Dataset items
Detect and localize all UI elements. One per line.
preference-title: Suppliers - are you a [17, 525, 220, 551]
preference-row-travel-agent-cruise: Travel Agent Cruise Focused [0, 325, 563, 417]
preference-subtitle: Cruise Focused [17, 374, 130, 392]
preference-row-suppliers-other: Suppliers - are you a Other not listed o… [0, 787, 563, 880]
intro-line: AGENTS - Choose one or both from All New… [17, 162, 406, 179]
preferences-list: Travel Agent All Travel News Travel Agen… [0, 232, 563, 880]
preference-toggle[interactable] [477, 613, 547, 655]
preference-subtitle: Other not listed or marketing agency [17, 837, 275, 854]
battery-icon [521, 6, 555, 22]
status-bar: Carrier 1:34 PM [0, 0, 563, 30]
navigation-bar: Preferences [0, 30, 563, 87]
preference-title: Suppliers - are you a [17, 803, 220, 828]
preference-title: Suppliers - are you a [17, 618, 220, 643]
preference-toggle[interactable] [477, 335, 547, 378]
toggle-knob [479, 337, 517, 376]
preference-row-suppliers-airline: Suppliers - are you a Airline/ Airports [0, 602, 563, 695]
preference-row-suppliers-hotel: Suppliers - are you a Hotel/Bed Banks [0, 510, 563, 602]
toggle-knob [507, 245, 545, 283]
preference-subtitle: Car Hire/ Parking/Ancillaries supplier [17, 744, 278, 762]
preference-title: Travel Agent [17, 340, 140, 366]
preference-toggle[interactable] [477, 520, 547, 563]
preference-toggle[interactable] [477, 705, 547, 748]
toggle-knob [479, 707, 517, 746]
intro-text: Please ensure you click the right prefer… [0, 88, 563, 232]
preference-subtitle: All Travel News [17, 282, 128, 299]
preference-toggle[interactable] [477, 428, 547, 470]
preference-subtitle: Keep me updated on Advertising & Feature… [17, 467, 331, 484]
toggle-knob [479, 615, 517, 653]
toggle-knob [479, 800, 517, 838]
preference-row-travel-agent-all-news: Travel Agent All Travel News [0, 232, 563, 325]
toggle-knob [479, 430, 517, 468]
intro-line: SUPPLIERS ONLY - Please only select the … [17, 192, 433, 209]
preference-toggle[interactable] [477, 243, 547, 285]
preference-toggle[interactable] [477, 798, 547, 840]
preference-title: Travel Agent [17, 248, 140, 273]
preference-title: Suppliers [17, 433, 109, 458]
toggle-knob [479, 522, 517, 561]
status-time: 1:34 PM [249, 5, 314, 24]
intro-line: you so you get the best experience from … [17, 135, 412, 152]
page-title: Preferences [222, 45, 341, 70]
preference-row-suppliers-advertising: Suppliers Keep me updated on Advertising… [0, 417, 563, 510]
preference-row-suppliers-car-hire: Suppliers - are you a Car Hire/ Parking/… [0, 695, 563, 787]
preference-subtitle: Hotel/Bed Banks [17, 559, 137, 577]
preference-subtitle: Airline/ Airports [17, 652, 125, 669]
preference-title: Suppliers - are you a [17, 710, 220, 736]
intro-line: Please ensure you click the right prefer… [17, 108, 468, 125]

## DIRECTIONS
Transcribe the lines from the start of the dataset items through the line containing "toggle-knob [507, 245, 545, 283]", inclusive.

## RESPONSE TO THE TASK
Detect and localize all UI elements. One per line.
preference-title: Suppliers - are you a [17, 525, 220, 551]
preference-row-travel-agent-cruise: Travel Agent Cruise Focused [0, 325, 563, 417]
preference-subtitle: Cruise Focused [17, 374, 130, 392]
preference-row-suppliers-other: Suppliers - are you a Other not listed o… [0, 787, 563, 880]
intro-line: AGENTS - Choose one or both from All New… [17, 162, 406, 179]
preferences-list: Travel Agent All Travel News Travel Agen… [0, 232, 563, 880]
preference-toggle[interactable] [477, 613, 547, 655]
preference-subtitle: Other not listed or marketing agency [17, 837, 275, 854]
battery-icon [521, 6, 555, 22]
status-bar: Carrier 1:34 PM [0, 0, 563, 30]
navigation-bar: Preferences [0, 30, 563, 87]
preference-title: Suppliers - are you a [17, 803, 220, 828]
preference-title: Suppliers - are you a [17, 618, 220, 643]
preference-toggle[interactable] [477, 335, 547, 378]
toggle-knob [479, 337, 517, 376]
preference-row-suppliers-airline: Suppliers - are you a Airline/ Airports [0, 602, 563, 695]
preference-row-suppliers-hotel: Suppliers - are you a Hotel/Bed Banks [0, 510, 563, 602]
toggle-knob [507, 245, 545, 283]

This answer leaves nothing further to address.